START EXERCISE MATERIAL
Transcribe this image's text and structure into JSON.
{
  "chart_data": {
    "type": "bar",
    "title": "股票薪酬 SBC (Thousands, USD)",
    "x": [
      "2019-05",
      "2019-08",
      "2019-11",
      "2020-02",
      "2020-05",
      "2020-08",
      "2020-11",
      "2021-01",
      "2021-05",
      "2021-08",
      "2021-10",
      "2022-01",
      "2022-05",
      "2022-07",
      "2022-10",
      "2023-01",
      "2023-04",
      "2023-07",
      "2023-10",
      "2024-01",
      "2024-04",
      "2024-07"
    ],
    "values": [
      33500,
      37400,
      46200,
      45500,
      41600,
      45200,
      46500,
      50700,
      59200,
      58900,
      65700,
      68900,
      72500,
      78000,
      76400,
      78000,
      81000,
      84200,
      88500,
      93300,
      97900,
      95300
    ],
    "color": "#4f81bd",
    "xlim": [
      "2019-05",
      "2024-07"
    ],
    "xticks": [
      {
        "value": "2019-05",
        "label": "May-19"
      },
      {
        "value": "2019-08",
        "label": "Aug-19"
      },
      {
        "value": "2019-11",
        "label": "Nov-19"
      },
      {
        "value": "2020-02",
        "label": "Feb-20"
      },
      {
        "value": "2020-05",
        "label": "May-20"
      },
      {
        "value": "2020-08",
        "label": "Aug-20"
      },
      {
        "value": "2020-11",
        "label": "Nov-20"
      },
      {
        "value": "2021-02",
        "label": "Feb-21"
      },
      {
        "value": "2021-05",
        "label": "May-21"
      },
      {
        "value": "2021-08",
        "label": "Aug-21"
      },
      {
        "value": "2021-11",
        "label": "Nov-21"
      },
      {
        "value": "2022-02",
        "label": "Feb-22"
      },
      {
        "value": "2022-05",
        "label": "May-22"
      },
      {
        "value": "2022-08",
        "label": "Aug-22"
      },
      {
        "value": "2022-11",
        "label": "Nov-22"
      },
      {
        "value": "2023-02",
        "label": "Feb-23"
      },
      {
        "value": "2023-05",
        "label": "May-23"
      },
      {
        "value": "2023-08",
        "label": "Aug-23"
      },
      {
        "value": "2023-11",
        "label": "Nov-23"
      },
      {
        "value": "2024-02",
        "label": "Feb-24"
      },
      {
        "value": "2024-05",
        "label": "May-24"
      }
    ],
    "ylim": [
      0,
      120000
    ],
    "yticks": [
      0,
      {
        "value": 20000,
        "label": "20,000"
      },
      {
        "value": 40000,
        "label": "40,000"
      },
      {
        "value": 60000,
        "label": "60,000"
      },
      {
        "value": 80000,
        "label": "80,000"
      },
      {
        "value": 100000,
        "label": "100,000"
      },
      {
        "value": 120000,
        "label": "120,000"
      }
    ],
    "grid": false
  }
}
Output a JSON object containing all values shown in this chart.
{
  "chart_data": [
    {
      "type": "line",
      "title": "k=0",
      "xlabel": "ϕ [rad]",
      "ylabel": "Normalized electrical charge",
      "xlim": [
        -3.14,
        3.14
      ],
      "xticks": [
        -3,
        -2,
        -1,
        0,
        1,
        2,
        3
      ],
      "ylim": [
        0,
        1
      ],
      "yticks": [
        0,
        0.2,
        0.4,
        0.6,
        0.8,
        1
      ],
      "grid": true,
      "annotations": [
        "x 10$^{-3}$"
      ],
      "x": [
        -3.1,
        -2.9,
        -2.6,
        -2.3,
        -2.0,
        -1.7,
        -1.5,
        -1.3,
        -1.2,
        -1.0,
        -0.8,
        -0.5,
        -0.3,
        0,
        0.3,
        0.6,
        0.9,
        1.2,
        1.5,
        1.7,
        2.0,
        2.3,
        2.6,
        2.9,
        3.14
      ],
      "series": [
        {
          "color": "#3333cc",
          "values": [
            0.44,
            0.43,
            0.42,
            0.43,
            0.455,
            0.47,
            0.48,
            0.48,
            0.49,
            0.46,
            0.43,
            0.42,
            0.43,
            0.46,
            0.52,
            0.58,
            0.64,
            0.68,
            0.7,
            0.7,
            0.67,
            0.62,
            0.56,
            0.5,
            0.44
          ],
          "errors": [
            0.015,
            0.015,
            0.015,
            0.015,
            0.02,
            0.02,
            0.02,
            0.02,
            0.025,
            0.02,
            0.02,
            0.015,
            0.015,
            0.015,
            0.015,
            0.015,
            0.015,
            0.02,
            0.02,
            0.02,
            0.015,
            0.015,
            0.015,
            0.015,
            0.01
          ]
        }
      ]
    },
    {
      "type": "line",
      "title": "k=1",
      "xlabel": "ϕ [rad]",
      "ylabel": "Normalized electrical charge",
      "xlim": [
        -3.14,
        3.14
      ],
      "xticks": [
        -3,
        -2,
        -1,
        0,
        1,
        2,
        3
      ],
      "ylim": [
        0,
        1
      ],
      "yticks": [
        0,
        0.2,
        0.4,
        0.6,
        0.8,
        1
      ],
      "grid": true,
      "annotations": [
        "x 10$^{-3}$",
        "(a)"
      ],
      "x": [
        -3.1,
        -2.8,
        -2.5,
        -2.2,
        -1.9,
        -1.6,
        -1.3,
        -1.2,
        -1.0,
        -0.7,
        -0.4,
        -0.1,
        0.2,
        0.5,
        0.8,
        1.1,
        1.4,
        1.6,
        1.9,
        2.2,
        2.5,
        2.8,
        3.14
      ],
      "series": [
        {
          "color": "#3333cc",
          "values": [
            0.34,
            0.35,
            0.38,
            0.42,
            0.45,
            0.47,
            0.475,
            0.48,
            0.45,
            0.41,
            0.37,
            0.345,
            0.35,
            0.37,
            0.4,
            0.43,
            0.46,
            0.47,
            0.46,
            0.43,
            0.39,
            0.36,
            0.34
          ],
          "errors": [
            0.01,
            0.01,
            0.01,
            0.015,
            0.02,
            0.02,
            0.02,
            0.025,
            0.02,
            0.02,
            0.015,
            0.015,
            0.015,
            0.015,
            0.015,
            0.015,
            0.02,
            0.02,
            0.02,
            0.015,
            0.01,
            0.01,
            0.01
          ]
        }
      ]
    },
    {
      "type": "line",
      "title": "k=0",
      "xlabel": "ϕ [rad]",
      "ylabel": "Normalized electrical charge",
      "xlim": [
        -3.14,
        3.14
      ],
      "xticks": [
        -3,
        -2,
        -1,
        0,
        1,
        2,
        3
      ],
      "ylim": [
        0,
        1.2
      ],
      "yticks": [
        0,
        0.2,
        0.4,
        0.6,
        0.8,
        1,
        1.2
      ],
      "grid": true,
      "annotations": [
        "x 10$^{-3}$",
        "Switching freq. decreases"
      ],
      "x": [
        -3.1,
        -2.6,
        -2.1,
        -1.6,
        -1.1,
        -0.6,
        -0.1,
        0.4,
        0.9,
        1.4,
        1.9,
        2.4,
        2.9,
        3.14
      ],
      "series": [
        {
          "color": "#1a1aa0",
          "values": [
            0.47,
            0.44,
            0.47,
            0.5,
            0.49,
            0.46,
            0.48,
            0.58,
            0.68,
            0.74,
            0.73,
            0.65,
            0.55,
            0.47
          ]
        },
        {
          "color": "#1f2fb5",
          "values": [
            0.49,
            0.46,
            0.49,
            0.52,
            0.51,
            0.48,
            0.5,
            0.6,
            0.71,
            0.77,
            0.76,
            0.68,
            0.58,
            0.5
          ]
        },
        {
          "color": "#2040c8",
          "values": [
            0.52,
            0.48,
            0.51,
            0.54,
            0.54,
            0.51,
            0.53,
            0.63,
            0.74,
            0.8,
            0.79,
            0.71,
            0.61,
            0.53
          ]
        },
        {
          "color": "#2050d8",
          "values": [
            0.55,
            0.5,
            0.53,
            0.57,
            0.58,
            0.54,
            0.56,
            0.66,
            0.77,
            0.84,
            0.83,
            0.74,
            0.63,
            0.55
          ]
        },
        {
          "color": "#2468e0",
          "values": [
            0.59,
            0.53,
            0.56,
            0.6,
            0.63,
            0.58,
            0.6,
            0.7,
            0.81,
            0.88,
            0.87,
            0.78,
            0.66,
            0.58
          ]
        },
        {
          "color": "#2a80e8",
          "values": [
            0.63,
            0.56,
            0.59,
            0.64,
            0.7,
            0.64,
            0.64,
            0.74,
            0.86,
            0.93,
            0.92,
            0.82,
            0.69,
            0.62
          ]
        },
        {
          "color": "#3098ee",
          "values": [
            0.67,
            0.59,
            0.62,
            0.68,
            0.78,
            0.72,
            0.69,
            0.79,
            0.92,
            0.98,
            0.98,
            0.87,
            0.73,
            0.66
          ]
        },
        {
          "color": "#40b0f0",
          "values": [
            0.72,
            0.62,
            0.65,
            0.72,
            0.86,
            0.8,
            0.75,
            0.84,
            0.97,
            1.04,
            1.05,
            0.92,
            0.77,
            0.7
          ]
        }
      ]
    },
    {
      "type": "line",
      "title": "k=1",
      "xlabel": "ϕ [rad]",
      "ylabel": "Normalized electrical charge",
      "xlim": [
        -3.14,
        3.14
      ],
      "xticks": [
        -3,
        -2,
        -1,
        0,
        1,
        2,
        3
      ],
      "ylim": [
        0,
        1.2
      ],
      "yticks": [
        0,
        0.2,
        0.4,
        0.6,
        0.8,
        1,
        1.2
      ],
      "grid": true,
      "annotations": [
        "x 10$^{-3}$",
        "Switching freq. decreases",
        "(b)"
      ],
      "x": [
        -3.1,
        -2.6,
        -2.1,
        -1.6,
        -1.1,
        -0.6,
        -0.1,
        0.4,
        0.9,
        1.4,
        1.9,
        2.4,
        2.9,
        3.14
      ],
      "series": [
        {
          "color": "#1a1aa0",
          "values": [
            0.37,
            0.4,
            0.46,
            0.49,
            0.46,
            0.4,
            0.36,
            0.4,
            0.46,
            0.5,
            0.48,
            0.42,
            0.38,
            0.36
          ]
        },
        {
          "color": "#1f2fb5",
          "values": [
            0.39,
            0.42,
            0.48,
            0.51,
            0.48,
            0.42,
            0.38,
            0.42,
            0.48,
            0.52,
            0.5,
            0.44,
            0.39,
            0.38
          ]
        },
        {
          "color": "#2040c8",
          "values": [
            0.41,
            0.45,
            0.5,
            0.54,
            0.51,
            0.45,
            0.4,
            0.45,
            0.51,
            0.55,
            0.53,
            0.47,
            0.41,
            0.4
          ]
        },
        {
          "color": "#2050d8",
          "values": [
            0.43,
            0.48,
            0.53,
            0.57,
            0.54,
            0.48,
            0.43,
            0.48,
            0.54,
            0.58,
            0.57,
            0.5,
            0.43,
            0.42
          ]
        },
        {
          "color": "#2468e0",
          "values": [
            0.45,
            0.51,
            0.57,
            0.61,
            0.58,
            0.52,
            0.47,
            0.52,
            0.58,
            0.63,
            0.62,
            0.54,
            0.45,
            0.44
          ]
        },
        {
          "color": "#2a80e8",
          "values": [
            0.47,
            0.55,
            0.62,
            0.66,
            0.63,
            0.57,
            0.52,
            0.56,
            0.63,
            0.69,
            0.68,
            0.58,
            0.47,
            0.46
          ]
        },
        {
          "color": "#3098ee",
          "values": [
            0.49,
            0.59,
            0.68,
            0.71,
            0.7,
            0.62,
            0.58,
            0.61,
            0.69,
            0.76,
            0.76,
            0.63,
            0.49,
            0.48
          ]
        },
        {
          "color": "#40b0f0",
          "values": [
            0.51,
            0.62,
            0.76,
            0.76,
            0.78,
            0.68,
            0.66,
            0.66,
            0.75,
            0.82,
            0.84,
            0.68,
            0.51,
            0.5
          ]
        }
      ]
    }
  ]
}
END EXERCISE MATERIAL
[EXERCISE AIM]:
Gather each line from the listing above that holds "freq".

[TASK SOLUTION]:
        "Switching freq. decreases"
        "Switching freq. decreases",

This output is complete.